Write out each entry again. Keep every word exactly as it is.
== Information supplied ==
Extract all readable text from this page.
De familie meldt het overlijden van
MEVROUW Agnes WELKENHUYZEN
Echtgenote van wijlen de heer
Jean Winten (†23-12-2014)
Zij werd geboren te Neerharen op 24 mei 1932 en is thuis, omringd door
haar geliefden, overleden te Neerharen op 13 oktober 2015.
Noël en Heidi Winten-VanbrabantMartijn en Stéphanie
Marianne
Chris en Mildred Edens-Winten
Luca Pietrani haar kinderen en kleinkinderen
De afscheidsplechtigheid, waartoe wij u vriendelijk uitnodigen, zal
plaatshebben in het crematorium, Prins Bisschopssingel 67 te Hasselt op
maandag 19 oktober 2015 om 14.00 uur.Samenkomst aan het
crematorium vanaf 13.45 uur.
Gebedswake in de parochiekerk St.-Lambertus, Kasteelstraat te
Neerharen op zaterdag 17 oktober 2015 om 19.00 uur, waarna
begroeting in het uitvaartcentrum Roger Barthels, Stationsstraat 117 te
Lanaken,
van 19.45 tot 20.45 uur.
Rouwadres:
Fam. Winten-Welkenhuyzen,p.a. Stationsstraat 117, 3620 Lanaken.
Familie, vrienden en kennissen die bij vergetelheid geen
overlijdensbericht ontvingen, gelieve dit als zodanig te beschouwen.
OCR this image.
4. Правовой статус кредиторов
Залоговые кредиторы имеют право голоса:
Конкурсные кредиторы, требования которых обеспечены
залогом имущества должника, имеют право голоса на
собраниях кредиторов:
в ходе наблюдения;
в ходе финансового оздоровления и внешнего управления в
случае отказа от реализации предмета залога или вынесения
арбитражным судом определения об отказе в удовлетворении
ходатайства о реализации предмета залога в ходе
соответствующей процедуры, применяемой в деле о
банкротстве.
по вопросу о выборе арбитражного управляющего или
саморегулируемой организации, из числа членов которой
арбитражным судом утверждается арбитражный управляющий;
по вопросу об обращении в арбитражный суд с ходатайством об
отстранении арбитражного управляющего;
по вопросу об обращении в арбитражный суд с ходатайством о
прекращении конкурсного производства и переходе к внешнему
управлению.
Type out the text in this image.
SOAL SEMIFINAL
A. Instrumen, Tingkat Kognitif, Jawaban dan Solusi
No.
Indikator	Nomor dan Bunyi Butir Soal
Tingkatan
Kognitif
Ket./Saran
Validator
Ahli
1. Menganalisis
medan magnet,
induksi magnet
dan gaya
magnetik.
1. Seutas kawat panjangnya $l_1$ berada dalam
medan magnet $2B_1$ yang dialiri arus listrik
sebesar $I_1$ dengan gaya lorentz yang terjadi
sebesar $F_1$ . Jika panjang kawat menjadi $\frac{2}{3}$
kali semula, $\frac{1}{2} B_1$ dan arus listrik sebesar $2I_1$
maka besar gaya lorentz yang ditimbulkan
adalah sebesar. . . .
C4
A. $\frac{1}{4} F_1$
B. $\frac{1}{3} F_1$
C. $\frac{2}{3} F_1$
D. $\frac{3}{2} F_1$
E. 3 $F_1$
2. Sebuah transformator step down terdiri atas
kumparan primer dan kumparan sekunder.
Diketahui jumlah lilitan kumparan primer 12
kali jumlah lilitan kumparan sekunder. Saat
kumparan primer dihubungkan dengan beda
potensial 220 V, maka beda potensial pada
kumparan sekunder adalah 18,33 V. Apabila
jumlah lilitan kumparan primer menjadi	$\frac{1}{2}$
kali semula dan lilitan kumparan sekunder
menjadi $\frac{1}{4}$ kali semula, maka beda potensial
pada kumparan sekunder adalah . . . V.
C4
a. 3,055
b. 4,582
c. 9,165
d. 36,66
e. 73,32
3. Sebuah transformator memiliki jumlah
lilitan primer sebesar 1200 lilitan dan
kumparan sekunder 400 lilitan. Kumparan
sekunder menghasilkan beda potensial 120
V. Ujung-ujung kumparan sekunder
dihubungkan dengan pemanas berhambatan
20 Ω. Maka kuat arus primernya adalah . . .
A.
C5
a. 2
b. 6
===
:: Response to this task ::
Extract all readable text from this page.
De familie meldt het overlijden van
MEVROUW Agnes WELKENHUYZEN
Echtgenote van wijlen de heer
Jean Winten (†23-12-2014)
Zij werd geboren te Neerharen op 24 mei 1932 en is thuis, omringd door
haar geliefden, overleden te Neerharen op 13 oktober 2015.
Noël en Heidi Winten-VanbrabantMartijn en Stéphanie
Marianne
Chris en Mildred Edens-Winten
Luca Pietrani haar kinderen en kleinkinderen
De afscheidsplechtigheid, waartoe wij u vriendelijk uitnodigen, zal
plaatshebben in het crematorium, Prins Bisschopssingel 67 te Hasselt op
maandag 19 oktober 2015 om 14.00 uur.Samenkomst aan het
crematorium vanaf 13.45 uur.
Gebedswake in de parochiekerk St.-Lambertus, Kasteelstraat te
Neerharen op zaterdag 17 oktober 2015 om 19.00 uur, waarna
begroeting in het uitvaartcentrum Roger Barthels, Stationsstraat 117 te
Lanaken,
van 19.45 tot 20.45 uur.
Rouwadres:
Fam. Winten-Welkenhuyzen,p.a. Stationsstraat 117, 3620 Lanaken.
Familie, vrienden en kennissen die bij vergetelheid geen
overlijdensbericht ontvingen, gelieve dit als zodanig te beschouwen.
OCR this image.
4. Правовой статус кредиторов
Залоговые кредиторы имеют право голоса:
Конкурсные кредиторы, требования которых обеспечены
залогом имущества должника, имеют право голоса на
собраниях кредиторов:
в ходе наблюдения;
в ходе финансового оздоровления и внешнего управления в
случае отказа от реализации предмета залога или вынесения
арбитражным судом определения об отказе в удовлетворении
ходатайства о реализации предмета залога в ходе
соответствующей процедуры, применяемой в деле о
банкротстве.
по вопросу о выборе арбитражного управляющего или
саморегулируемой организации, из числа членов которой
арбитражным судом утверждается арбитражный управляющий;
по вопросу об обращении в арбитражный суд с ходатайством об
отстранении арбитражного управляющего;
по вопросу об обращении в арбитражный суд с ходатайством о
прекращении конкурсного производства и переходе к внешнему
управлению.
Type out the text in this image.
SOAL SEMIFINAL
A. Instrumen, Tingkat Kognitif, Jawaban dan Solusi
No.
Indikator	Nomor dan Bunyi Butir Soal
Tingkatan
Kognitif
Ket./Saran
Validator
Ahli
1. Menganalisis
medan magnet,
induksi magnet
dan gaya
magnetik.
1. Seutas kawat panjangnya $l_1$ berada dalam
medan magnet $2B_1$ yang dialiri arus listrik
sebesar $I_1$ dengan gaya lorentz yang terjadi
sebesar $F_1$ . Jika panjang kawat menjadi $\frac{2}{3}$
kali semula, $\frac{1}{2} B_1$ dan arus listrik sebesar $2I_1$
maka besar gaya lorentz yang ditimbulkan
adalah sebesar. . . .
C4
A. $\frac{1}{4} F_1$
B. $\frac{1}{3} F_1$
C. $\frac{2}{3} F_1$
D. $\frac{3}{2} F_1$
E. 3 $F_1$
2. Sebuah transformator step down terdiri atas
kumparan primer dan kumparan sekunder.
Diketahui jumlah lilitan kumparan primer 12
kali jumlah lilitan kumparan sekunder. Saat
kumparan primer dihubungkan dengan beda
potensial 220 V, maka beda potensial pada
kumparan sekunder adalah 18,33 V. Apabila
jumlah lilitan kumparan primer menjadi	$\frac{1}{2}$
kali semula dan lilitan kumparan sekunder
menjadi $\frac{1}{4}$ kali semula, maka beda potensial
pada kumparan sekunder adalah . . . V.
C4
a. 3,055
b. 4,582
c. 9,165
d. 36,66
e. 73,32
3. Sebuah transformator memiliki jumlah
lilitan primer sebesar 1200 lilitan dan
kumparan sekunder 400 lilitan. Kumparan
sekunder menghasilkan beda potensial 120
V. Ujung-ujung kumparan sekunder
dihubungkan dengan pemanas berhambatan
20 Ω. Maka kuat arus primernya adalah . . .
A.
C5
a. 2
b. 6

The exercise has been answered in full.